# The exercise
Repeat the entries that follow verbatim, without any of their pictures.

[Data tied to figure images]
---------------

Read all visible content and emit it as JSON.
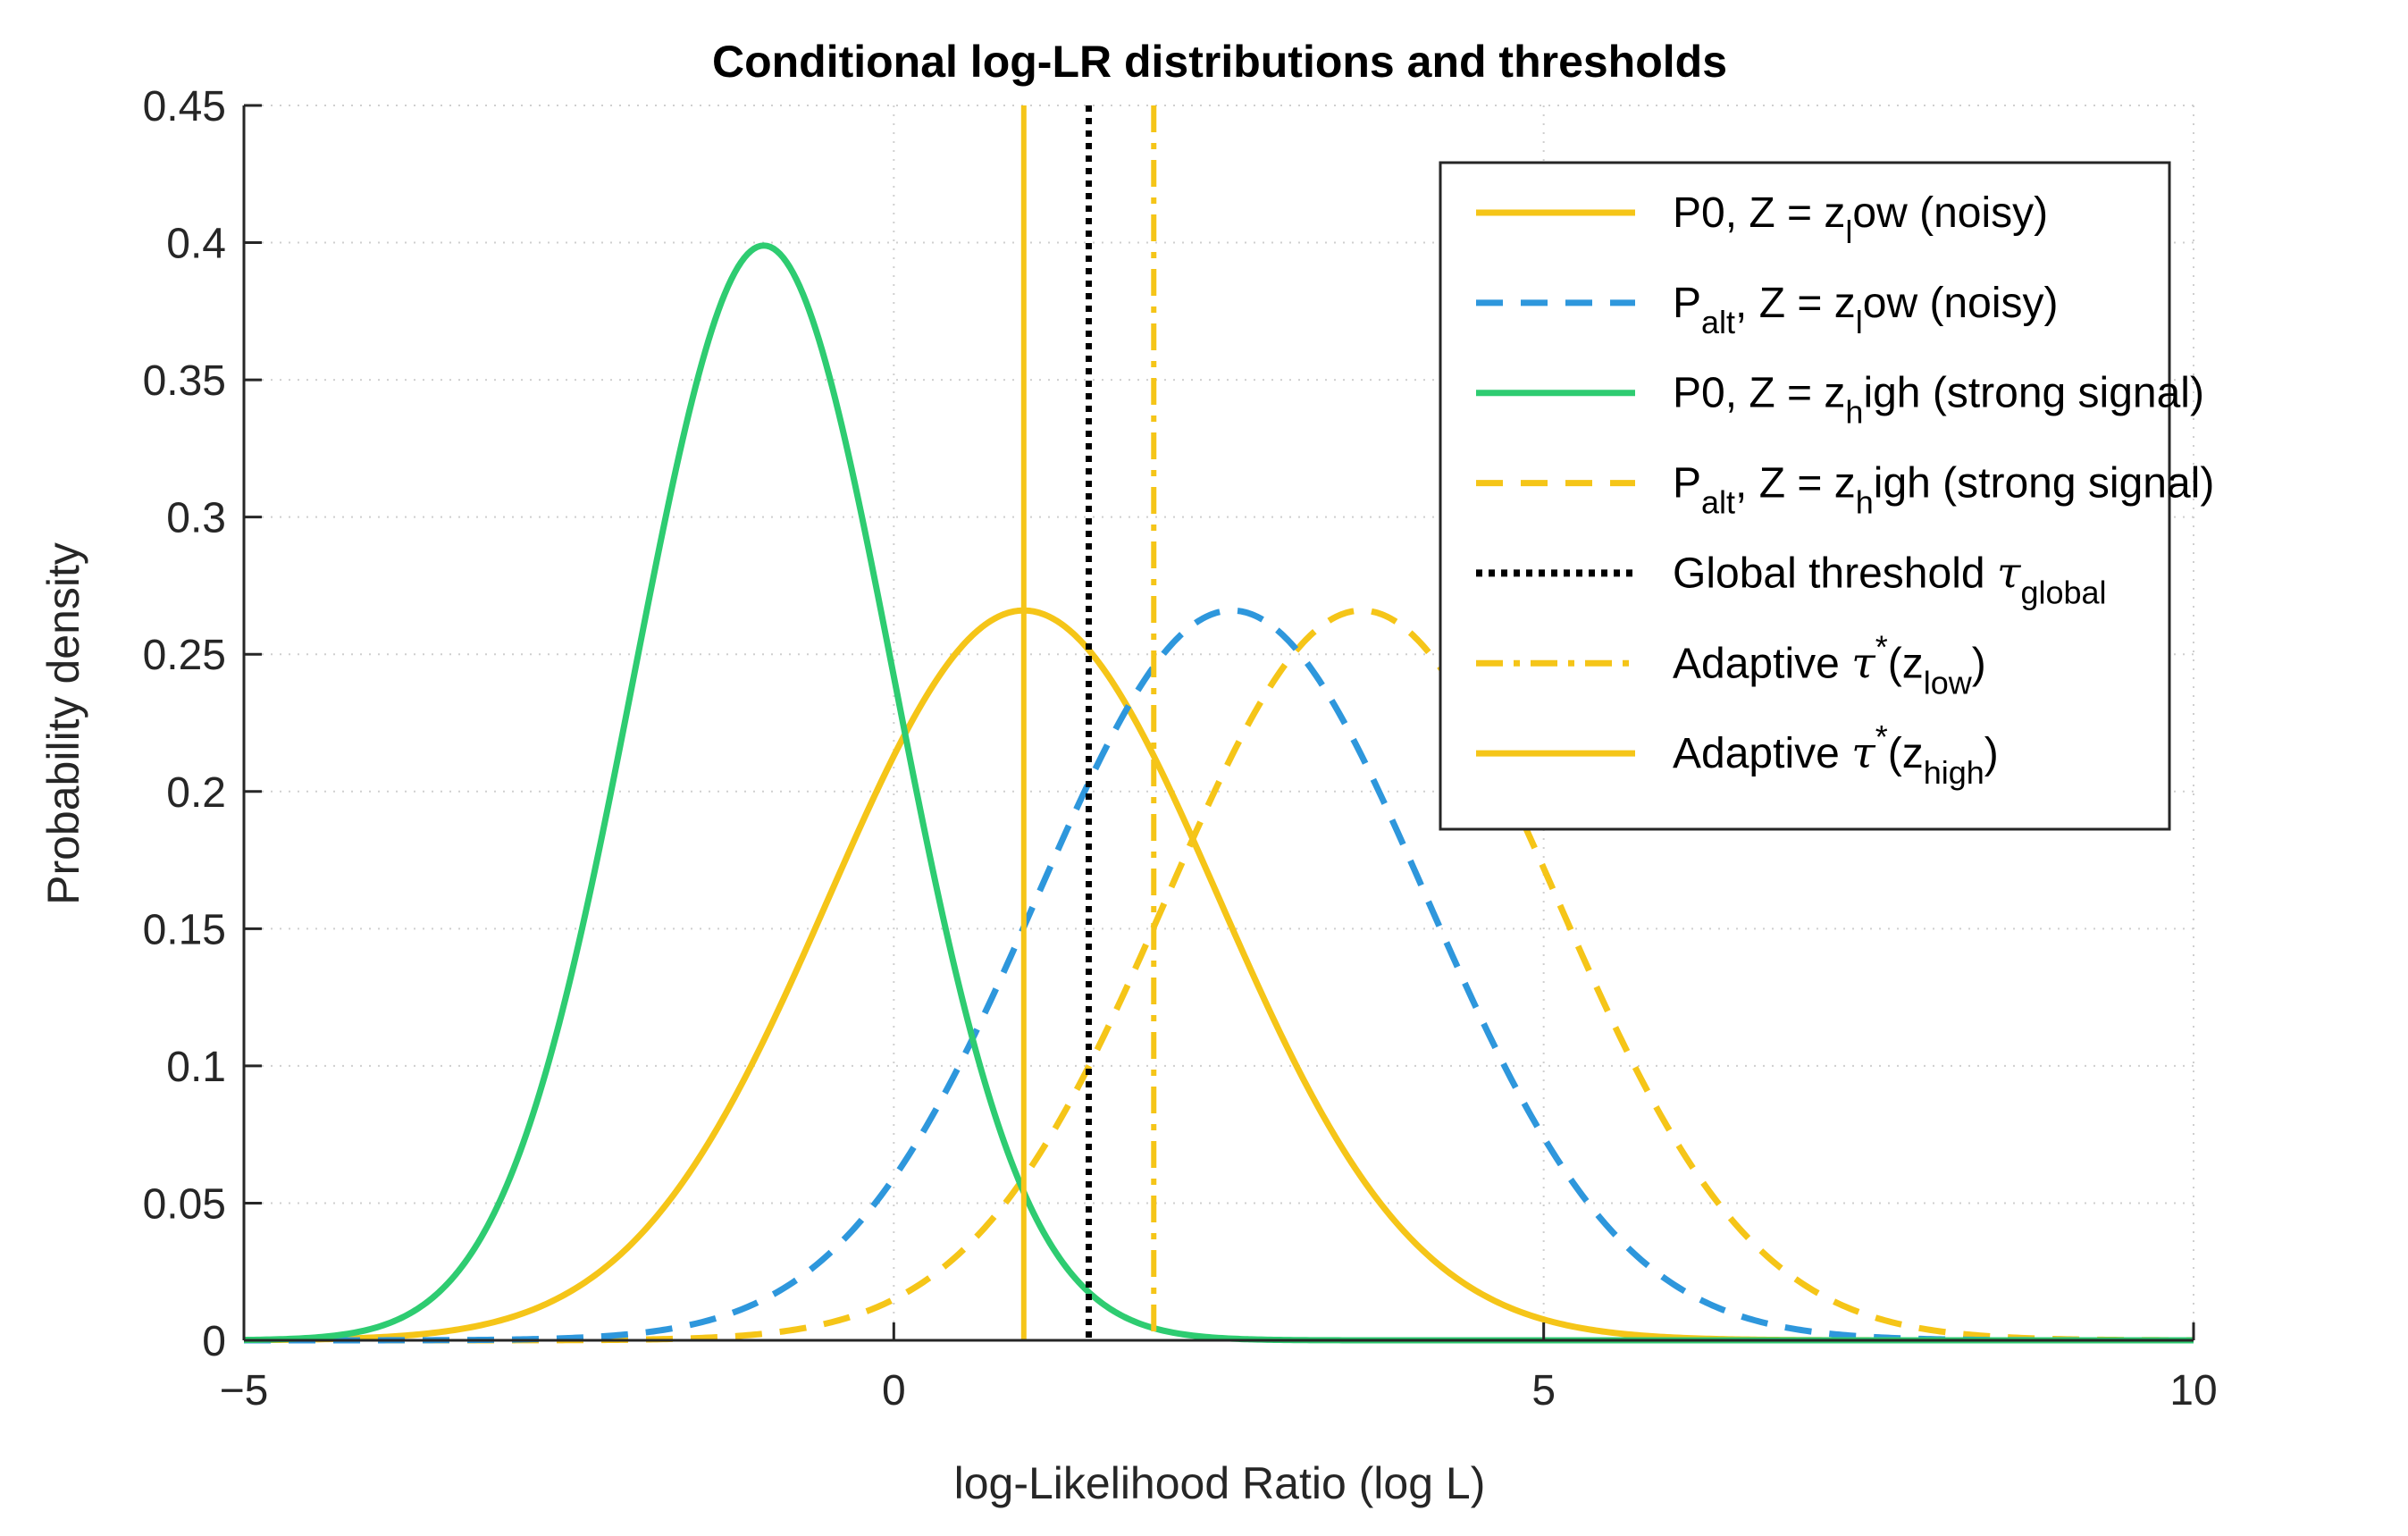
{
  "chart_data": {
    "type": "line",
    "title": "Conditional log-LR distributions and thresholds",
    "xlabel": "log-Likelihood Ratio (log L)",
    "ylabel": "Probability density",
    "xlim": [
      -5,
      10
    ],
    "ylim": [
      0,
      0.45
    ],
    "xticks": [
      -5,
      0,
      5,
      10
    ],
    "xtick_labels": [
      "−5",
      "0",
      "5",
      "10"
    ],
    "yticks": [
      0,
      0.05,
      0.1,
      0.15,
      0.2,
      0.25,
      0.3,
      0.35,
      0.4,
      0.45
    ],
    "ytick_labels": [
      "0",
      "0.05",
      "0.1",
      "0.15",
      "0.2",
      "0.25",
      "0.3",
      "0.35",
      "0.4",
      "0.45"
    ],
    "grid": true,
    "legend_position": "top-right",
    "series": [
      {
        "name": "P0, Z = z_low (noisy)",
        "kind": "normal",
        "mean": 1.0,
        "sd": 1.5,
        "color": "#f5c518",
        "dash": "solid"
      },
      {
        "name": "P_alt, Z = z_low (noisy)",
        "kind": "normal",
        "mean": 2.6,
        "sd": 1.5,
        "color": "#2e97dc",
        "dash": "dashed"
      },
      {
        "name": "P0, Z = z_high (strong signal)",
        "kind": "normal",
        "mean": -1.0,
        "sd": 1.0,
        "color": "#2ecc71",
        "dash": "solid"
      },
      {
        "name": "P_alt, Z = z_high (strong signal)",
        "kind": "normal",
        "mean": 3.6,
        "sd": 1.5,
        "color": "#f5c518",
        "dash": "dashed"
      }
    ],
    "thresholds": [
      {
        "name": "Global threshold τ_global",
        "x": 1.5,
        "color": "#000000",
        "dash": "dotted"
      },
      {
        "name": "Adaptive τ*(z_low)",
        "x": 2.0,
        "color": "#f5c518",
        "dash": "dashdot"
      },
      {
        "name": "Adaptive τ*(z_high)",
        "x": 1.0,
        "color": "#f5c518",
        "dash": "solid"
      }
    ],
    "legend": [
      {
        "parts": [
          [
            "P0, Z = z",
            ""
          ],
          [
            "l",
            "sub"
          ],
          [
            "ow (noisy)",
            ""
          ]
        ],
        "color": "#f5c518",
        "dash": "solid"
      },
      {
        "parts": [
          [
            "P",
            ""
          ],
          [
            "alt",
            "sub"
          ],
          [
            ", Z = z",
            ""
          ],
          [
            "l",
            "sub"
          ],
          [
            "ow (noisy)",
            ""
          ]
        ],
        "color": "#2e97dc",
        "dash": "dashed"
      },
      {
        "parts": [
          [
            "P0, Z = z",
            ""
          ],
          [
            "h",
            "sub"
          ],
          [
            "igh (strong signal)",
            ""
          ]
        ],
        "color": "#2ecc71",
        "dash": "solid"
      },
      {
        "parts": [
          [
            "P",
            ""
          ],
          [
            "alt",
            "sub"
          ],
          [
            ", Z = z",
            ""
          ],
          [
            "h",
            "sub"
          ],
          [
            "igh (strong signal)",
            ""
          ]
        ],
        "color": "#f5c518",
        "dash": "dashed"
      },
      {
        "parts": [
          [
            "Global threshold ",
            ""
          ],
          [
            "τ",
            "ital"
          ],
          [
            "global",
            "sub"
          ]
        ],
        "color": "#000000",
        "dash": "dotted"
      },
      {
        "parts": [
          [
            "Adaptive ",
            ""
          ],
          [
            "τ",
            "ital"
          ],
          [
            "*",
            "sup"
          ],
          [
            "(z",
            ""
          ],
          [
            "low",
            "sub"
          ],
          [
            ")",
            ""
          ]
        ],
        "color": "#f5c518",
        "dash": "dashdot"
      },
      {
        "parts": [
          [
            "Adaptive ",
            ""
          ],
          [
            "τ",
            "ital"
          ],
          [
            "*",
            "sup"
          ],
          [
            "(z",
            ""
          ],
          [
            "high",
            "sub"
          ],
          [
            ")",
            ""
          ]
        ],
        "color": "#f5c518",
        "dash": "solid"
      }
    ]
  }
}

---------------

# Solution to the problem
Read all visible content and emit it as JSON.
{
  "chart_data": {
    "type": "line",
    "title": "Conditional log-LR distributions and thresholds",
    "xlabel": "log-Likelihood Ratio (log L)",
    "ylabel": "Probability density",
    "xlim": [
      -5,
      10
    ],
    "ylim": [
      0,
      0.45
    ],
    "xticks": [
      -5,
      0,
      5,
      10
    ],
    "xtick_labels": [
      "−5",
      "0",
      "5",
      "10"
    ],
    "yticks": [
      0,
      0.05,
      0.1,
      0.15,
      0.2,
      0.25,
      0.3,
      0.35,
      0.4,
      0.45
    ],
    "ytick_labels": [
      "0",
      "0.05",
      "0.1",
      "0.15",
      "0.2",
      "0.25",
      "0.3",
      "0.35",
      "0.4",
      "0.45"
    ],
    "grid": true,
    "legend_position": "top-right",
    "series": [
      {
        "name": "P0, Z = z_low (noisy)",
        "kind": "normal",
        "mean": 1.0,
        "sd": 1.5,
        "color": "#f5c518",
        "dash": "solid"
      },
      {
        "name": "P_alt, Z = z_low (noisy)",
        "kind": "normal",
        "mean": 2.6,
        "sd": 1.5,
        "color": "#2e97dc",
        "dash": "dashed"
      },
      {
        "name": "P0, Z = z_high (strong signal)",
        "kind": "normal",
        "mean": -1.0,
        "sd": 1.0,
        "color": "#2ecc71",
        "dash": "solid"
      },
      {
        "name": "P_alt, Z = z_high (strong signal)",
        "kind": "normal",
        "mean": 3.6,
        "sd": 1.5,
        "color": "#f5c518",
        "dash": "dashed"
      }
    ],
    "thresholds": [
      {
        "name": "Global threshold τ_global",
        "x": 1.5,
        "color": "#000000",
        "dash": "dotted"
      },
      {
        "name": "Adaptive τ*(z_low)",
        "x": 2.0,
        "color": "#f5c518",
        "dash": "dashdot"
      },
      {
        "name": "Adaptive τ*(z_high)",
        "x": 1.0,
        "color": "#f5c518",
        "dash": "solid"
      }
    ],
    "legend": [
      {
        "parts": [
          [
            "P0, Z = z",
            ""
          ],
          [
            "l",
            "sub"
          ],
          [
            "ow (noisy)",
            ""
          ]
        ],
        "color": "#f5c518",
        "dash": "solid"
      },
      {
        "parts": [
          [
            "P",
            ""
          ],
          [
            "alt",
            "sub"
          ],
          [
            ", Z = z",
            ""
          ],
          [
            "l",
            "sub"
          ],
          [
            "ow (noisy)",
            ""
          ]
        ],
        "color": "#2e97dc",
        "dash": "dashed"
      },
      {
        "parts": [
          [
            "P0, Z = z",
            ""
          ],
          [
            "h",
            "sub"
          ],
          [
            "igh (strong signal)",
            ""
          ]
        ],
        "color": "#2ecc71",
        "dash": "solid"
      },
      {
        "parts": [
          [
            "P",
            ""
          ],
          [
            "alt",
            "sub"
          ],
          [
            ", Z = z",
            ""
          ],
          [
            "h",
            "sub"
          ],
          [
            "igh (strong signal)",
            ""
          ]
        ],
        "color": "#f5c518",
        "dash": "dashed"
      },
      {
        "parts": [
          [
            "Global threshold ",
            ""
          ],
          [
            "τ",
            "ital"
          ],
          [
            "global",
            "sub"
          ]
        ],
        "color": "#000000",
        "dash": "dotted"
      },
      {
        "parts": [
          [
            "Adaptive ",
            ""
          ],
          [
            "τ",
            "ital"
          ],
          [
            "*",
            "sup"
          ],
          [
            "(z",
            ""
          ],
          [
            "low",
            "sub"
          ],
          [
            ")",
            ""
          ]
        ],
        "color": "#f5c518",
        "dash": "dashdot"
      },
      {
        "parts": [
          [
            "Adaptive ",
            ""
          ],
          [
            "τ",
            "ital"
          ],
          [
            "*",
            "sup"
          ],
          [
            "(z",
            ""
          ],
          [
            "high",
            "sub"
          ],
          [
            ")",
            ""
          ]
        ],
        "color": "#f5c518",
        "dash": "solid"
      }
    ]
  }
}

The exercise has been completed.